*Data supplied*:
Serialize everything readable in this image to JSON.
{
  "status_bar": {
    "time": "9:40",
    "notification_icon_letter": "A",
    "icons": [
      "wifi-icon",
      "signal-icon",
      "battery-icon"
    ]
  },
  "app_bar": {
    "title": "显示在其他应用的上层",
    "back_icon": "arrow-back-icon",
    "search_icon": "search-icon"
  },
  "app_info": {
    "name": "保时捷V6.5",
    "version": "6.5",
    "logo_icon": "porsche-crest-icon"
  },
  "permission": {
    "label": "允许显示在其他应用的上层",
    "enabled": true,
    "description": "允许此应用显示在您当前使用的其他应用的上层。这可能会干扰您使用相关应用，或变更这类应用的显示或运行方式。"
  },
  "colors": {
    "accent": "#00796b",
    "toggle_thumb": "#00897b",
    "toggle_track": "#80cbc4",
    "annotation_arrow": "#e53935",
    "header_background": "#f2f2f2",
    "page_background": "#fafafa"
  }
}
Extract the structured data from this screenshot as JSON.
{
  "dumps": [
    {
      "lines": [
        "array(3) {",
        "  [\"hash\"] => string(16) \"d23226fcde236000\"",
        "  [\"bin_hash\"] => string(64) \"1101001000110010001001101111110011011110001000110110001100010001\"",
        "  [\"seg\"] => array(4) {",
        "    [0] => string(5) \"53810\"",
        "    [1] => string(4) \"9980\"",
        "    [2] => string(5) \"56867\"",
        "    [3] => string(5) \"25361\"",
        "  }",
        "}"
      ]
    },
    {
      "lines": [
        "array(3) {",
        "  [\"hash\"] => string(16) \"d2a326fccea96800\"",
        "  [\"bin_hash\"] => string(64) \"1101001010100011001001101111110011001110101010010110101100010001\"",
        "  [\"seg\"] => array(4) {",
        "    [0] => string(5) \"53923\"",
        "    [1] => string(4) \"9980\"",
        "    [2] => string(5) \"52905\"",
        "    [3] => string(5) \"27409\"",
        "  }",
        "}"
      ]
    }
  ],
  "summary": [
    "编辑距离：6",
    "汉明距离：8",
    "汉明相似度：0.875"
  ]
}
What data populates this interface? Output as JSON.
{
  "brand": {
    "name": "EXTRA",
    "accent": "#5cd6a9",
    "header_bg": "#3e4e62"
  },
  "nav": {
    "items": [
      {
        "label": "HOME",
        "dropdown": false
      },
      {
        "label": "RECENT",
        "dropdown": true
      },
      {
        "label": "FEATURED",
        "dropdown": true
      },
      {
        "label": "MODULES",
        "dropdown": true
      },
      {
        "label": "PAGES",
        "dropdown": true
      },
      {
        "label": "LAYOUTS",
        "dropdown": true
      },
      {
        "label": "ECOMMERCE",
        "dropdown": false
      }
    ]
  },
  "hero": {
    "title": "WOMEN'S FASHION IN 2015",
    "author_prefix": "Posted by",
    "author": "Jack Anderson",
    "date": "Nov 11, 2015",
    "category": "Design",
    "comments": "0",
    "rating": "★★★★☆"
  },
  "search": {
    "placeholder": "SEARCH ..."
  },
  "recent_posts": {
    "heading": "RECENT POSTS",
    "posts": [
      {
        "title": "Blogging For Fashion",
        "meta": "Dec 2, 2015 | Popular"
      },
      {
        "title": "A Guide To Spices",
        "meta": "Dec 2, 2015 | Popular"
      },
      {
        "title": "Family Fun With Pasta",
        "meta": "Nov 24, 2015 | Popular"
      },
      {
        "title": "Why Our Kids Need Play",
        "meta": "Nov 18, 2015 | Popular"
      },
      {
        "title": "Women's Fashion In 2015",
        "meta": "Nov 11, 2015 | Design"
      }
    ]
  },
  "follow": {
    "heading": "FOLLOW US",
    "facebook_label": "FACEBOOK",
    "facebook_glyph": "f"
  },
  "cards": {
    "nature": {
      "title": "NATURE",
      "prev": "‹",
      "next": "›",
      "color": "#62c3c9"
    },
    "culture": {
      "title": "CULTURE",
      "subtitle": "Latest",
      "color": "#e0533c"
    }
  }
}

*Brief*: Set all of the entries down again, exactly as they were given.

*Exercise answer*:
Serialize everything readable in this image to JSON.
{
  "status_bar": {
    "time": "9:40",
    "notification_icon_letter": "A",
    "icons": [
      "wifi-icon",
      "signal-icon",
      "battery-icon"
    ]
  },
  "app_bar": {
    "title": "显示在其他应用的上层",
    "back_icon": "arrow-back-icon",
    "search_icon": "search-icon"
  },
  "app_info": {
    "name": "保时捷V6.5",
    "version": "6.5",
    "logo_icon": "porsche-crest-icon"
  },
  "permission": {
    "label": "允许显示在其他应用的上层",
    "enabled": true,
    "description": "允许此应用显示在您当前使用的其他应用的上层。这可能会干扰您使用相关应用，或变更这类应用的显示或运行方式。"
  },
  "colors": {
    "accent": "#00796b",
    "toggle_thumb": "#00897b",
    "toggle_track": "#80cbc4",
    "annotation_arrow": "#e53935",
    "header_background": "#f2f2f2",
    "page_background": "#fafafa"
  }
}
Extract the structured data from this screenshot as JSON.
{
  "dumps": [
    {
      "lines": [
        "array(3) {",
        "  [\"hash\"] => string(16) \"d23226fcde236000\"",
        "  [\"bin_hash\"] => string(64) \"1101001000110010001001101111110011011110001000110110001100010001\"",
        "  [\"seg\"] => array(4) {",
        "    [0] => string(5) \"53810\"",
        "    [1] => string(4) \"9980\"",
        "    [2] => string(5) \"56867\"",
        "    [3] => string(5) \"25361\"",
        "  }",
        "}"
      ]
    },
    {
      "lines": [
        "array(3) {",
        "  [\"hash\"] => string(16) \"d2a326fccea96800\"",
        "  [\"bin_hash\"] => string(64) \"1101001010100011001001101111110011001110101010010110101100010001\"",
        "  [\"seg\"] => array(4) {",
        "    [0] => string(5) \"53923\"",
        "    [1] => string(4) \"9980\"",
        "    [2] => string(5) \"52905\"",
        "    [3] => string(5) \"27409\"",
        "  }",
        "}"
      ]
    }
  ],
  "summary": [
    "编辑距离：6",
    "汉明距离：8",
    "汉明相似度：0.875"
  ]
}
What data populates this interface? Output as JSON.
{
  "brand": {
    "name": "EXTRA",
    "accent": "#5cd6a9",
    "header_bg": "#3e4e62"
  },
  "nav": {
    "items": [
      {
        "label": "HOME",
        "dropdown": false
      },
      {
        "label": "RECENT",
        "dropdown": true
      },
      {
        "label": "FEATURED",
        "dropdown": true
      },
      {
        "label": "MODULES",
        "dropdown": true
      },
      {
        "label": "PAGES",
        "dropdown": true
      },
      {
        "label": "LAYOUTS",
        "dropdown": true
      },
      {
        "label": "ECOMMERCE",
        "dropdown": false
      }
    ]
  },
  "hero": {
    "title": "WOMEN'S FASHION IN 2015",
    "author_prefix": "Posted by",
    "author": "Jack Anderson",
    "date": "Nov 11, 2015",
    "category": "Design",
    "comments": "0",
    "rating": "★★★★☆"
  },
  "search": {
    "placeholder": "SEARCH ..."
  },
  "recent_posts": {
    "heading": "RECENT POSTS",
    "posts": [
      {
        "title": "Blogging For Fashion",
        "meta": "Dec 2, 2015 | Popular"
      },
      {
        "title": "A Guide To Spices",
        "meta": "Dec 2, 2015 | Popular"
      },
      {
        "title": "Family Fun With Pasta",
        "meta": "Nov 24, 2015 | Popular"
      },
      {
        "title": "Why Our Kids Need Play",
        "meta": "Nov 18, 2015 | Popular"
      },
      {
        "title": "Women's Fashion In 2015",
        "meta": "Nov 11, 2015 | Design"
      }
    ]
  },
  "follow": {
    "heading": "FOLLOW US",
    "facebook_label": "FACEBOOK",
    "facebook_glyph": "f"
  },
  "cards": {
    "nature": {
      "title": "NATURE",
      "prev": "‹",
      "next": "›",
      "color": "#62c3c9"
    },
    "culture": {
      "title": "CULTURE",
      "subtitle": "Latest",
      "color": "#e0533c"
    }
  }
}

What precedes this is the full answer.